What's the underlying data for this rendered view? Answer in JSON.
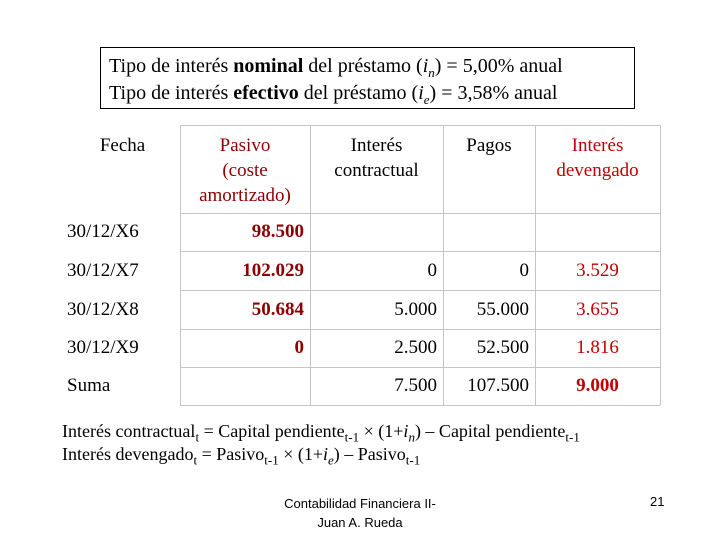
{
  "rate_box": {
    "lines": [
      [
        "Tipo de interés ",
        "nominal",
        " del préstamo (",
        "i",
        "n",
        ") = 5,00% anual"
      ],
      [
        "Tipo de interés ",
        "efectivo",
        " del préstamo (",
        "i",
        "e",
        ") = 3,58% anual"
      ]
    ]
  },
  "table": {
    "headers": [
      [
        "Fecha"
      ],
      [
        "Pasivo",
        "(coste",
        "amortizado)"
      ],
      [
        "Interés",
        "contractual"
      ],
      [
        "Pagos"
      ],
      [
        "Interés",
        "devengado"
      ]
    ],
    "rows": [
      [
        "30/12/X6",
        "98.500",
        null,
        null,
        null
      ],
      [
        "30/12/X7",
        "102.029",
        "0",
        "0",
        "3.529"
      ],
      [
        "30/12/X8",
        "50.684",
        "5.000",
        "55.000",
        "3.655"
      ],
      [
        "30/12/X9",
        "0",
        "2.500",
        "52.500",
        "1.816"
      ],
      [
        "Suma",
        null,
        "7.500",
        "107.500",
        "9.000"
      ]
    ]
  },
  "formulas": [
    [
      "Interés contractual",
      "t",
      " = Capital pendiente",
      "t-1",
      " × (1+",
      "i",
      "n",
      ") – Capital pendiente",
      "t-1"
    ],
    [
      "Interés devengado",
      "t",
      " = Pasivo",
      "t-1",
      " × (1+",
      "i",
      "e",
      ") – Pasivo",
      "t-1"
    ]
  ],
  "footer": {
    "lines": [
      "Contabilidad Financiera II-",
      "Juan A. Rueda"
    ],
    "page_number": "21"
  }
}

---

Task requirements: Give an exact reproduction of every line, leaving out any picture.

Response:
What's the underlying data for this rendered view? Answer in JSON.
{
  "rate_box": {
    "lines": [
      [
        "Tipo de interés ",
        "nominal",
        " del préstamo (",
        "i",
        "n",
        ") = 5,00% anual"
      ],
      [
        "Tipo de interés ",
        "efectivo",
        " del préstamo (",
        "i",
        "e",
        ") = 3,58% anual"
      ]
    ]
  },
  "table": {
    "headers": [
      [
        "Fecha"
      ],
      [
        "Pasivo",
        "(coste",
        "amortizado)"
      ],
      [
        "Interés",
        "contractual"
      ],
      [
        "Pagos"
      ],
      [
        "Interés",
        "devengado"
      ]
    ],
    "rows": [
      [
        "30/12/X6",
        "98.500",
        null,
        null,
        null
      ],
      [
        "30/12/X7",
        "102.029",
        "0",
        "0",
        "3.529"
      ],
      [
        "30/12/X8",
        "50.684",
        "5.000",
        "55.000",
        "3.655"
      ],
      [
        "30/12/X9",
        "0",
        "2.500",
        "52.500",
        "1.816"
      ],
      [
        "Suma",
        null,
        "7.500",
        "107.500",
        "9.000"
      ]
    ]
  },
  "formulas": [
    [
      "Interés contractual",
      "t",
      " = Capital pendiente",
      "t-1",
      " × (1+",
      "i",
      "n",
      ") – Capital pendiente",
      "t-1"
    ],
    [
      "Interés devengado",
      "t",
      " = Pasivo",
      "t-1",
      " × (1+",
      "i",
      "e",
      ") – Pasivo",
      "t-1"
    ]
  ],
  "footer": {
    "lines": [
      "Contabilidad Financiera II-",
      "Juan A. Rueda"
    ],
    "page_number": "21"
  }
}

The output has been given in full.